- **Task brief**:
Search the records below for the word "chấm" and show every line where it occurs.

Data entries:
□ □ □ □
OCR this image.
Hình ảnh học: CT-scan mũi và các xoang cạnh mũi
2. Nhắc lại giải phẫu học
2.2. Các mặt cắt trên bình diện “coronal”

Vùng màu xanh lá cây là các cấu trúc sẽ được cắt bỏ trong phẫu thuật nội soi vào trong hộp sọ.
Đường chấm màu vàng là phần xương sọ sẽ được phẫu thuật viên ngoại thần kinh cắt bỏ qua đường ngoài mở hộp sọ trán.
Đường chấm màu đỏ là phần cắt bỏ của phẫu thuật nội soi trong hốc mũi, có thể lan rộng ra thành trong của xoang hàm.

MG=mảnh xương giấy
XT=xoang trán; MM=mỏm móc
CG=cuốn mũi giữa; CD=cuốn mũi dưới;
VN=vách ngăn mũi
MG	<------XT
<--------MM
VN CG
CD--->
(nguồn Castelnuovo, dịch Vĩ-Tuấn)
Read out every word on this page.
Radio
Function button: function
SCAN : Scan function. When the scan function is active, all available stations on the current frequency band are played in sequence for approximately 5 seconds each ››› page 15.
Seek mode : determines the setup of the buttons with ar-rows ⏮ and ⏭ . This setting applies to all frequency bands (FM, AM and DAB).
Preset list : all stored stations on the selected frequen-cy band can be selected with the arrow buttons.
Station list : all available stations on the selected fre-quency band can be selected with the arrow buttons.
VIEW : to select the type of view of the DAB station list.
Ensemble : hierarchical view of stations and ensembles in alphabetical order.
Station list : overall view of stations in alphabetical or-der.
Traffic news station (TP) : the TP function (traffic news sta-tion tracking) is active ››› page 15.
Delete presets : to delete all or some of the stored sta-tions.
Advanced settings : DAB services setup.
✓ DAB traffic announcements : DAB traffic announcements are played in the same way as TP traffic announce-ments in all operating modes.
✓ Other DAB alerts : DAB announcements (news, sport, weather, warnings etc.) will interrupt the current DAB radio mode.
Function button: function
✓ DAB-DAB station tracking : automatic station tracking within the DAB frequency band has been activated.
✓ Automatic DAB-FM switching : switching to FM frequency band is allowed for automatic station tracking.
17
□ □ □ □
- **The solution**:
Đường chấm màu vàng là phần xương sọ sẽ được phẫu thuật viên ngoại thần kinh cắt bỏ qua đường ngoài mở hộp sọ trán.
Đường chấm màu đỏ là phần cắt bỏ của phẫu thuật nội soi trong hốc mũi, có thể lan rộng ra thành trong của xoang hàm.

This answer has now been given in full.